**MATERIAL PROVIDED**:
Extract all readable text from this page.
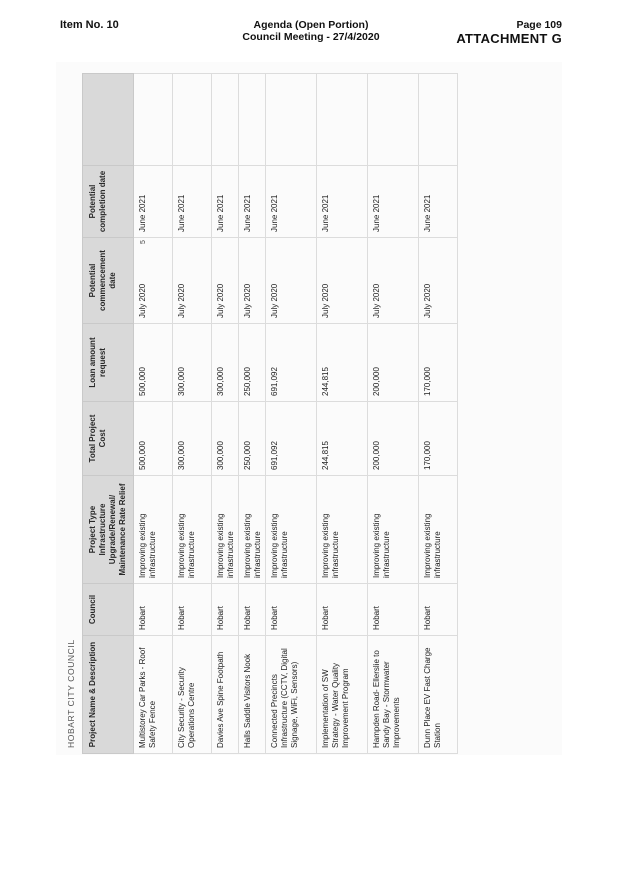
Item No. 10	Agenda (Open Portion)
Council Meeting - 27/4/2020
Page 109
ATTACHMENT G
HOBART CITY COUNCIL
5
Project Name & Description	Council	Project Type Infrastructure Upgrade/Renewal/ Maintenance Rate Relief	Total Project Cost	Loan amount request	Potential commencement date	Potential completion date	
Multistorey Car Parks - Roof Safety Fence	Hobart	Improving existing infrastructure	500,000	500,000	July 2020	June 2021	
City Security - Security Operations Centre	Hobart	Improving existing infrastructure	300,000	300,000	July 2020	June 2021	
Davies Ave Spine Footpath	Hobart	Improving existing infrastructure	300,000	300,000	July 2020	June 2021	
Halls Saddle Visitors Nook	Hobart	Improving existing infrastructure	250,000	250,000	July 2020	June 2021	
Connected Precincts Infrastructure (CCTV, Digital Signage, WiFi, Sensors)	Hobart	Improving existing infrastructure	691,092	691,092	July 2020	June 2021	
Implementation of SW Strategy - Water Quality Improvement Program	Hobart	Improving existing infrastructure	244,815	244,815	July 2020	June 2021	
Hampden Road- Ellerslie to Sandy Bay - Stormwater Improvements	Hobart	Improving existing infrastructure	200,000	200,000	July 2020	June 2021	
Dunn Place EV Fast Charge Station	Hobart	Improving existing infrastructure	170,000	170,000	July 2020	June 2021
--
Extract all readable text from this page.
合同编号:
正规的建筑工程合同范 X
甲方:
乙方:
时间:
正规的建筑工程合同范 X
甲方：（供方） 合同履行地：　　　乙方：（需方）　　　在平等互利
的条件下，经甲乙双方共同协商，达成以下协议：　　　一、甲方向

**WORK TO BE COMPLETED**: Identify the lines in the entries that hold "June" and return each one.

**CORRECT RESPONSE**:
Multistorey Car Parks - Roof Safety Fence	Hobart	Improving existing infrastructure	500,000	500,000	July 2020	June 2021	
City Security - Security Operations Centre	Hobart	Improving existing infrastructure	300,000	300,000	July 2020	June 2021	
Davies Ave Spine Footpath	Hobart	Improving existing infrastructure	300,000	300,000	July 2020	June 2021	
Halls Saddle Visitors Nook	Hobart	Improving existing infrastructure	250,000	250,000	July 2020	June 2021	
Connected Precincts Infrastructure (CCTV, Digital Signage, WiFi, Sensors)	Hobart	Improving existing infrastructure	691,092	691,092	July 2020	June 2021	
Implementation of SW Strategy - Water Quality Improvement Program	Hobart	Improving existing infrastructure	244,815	244,815	July 2020	June 2021	
Hampden Road- Ellerslie to Sandy Bay - Stormwater Improvements	Hobart	Improving existing infrastructure	200,000	200,000	July 2020	June 2021	
Dunn Place EV Fast Charge Station	Hobart	Improving existing infrastructure	170,000	170,000	July 2020	June 2021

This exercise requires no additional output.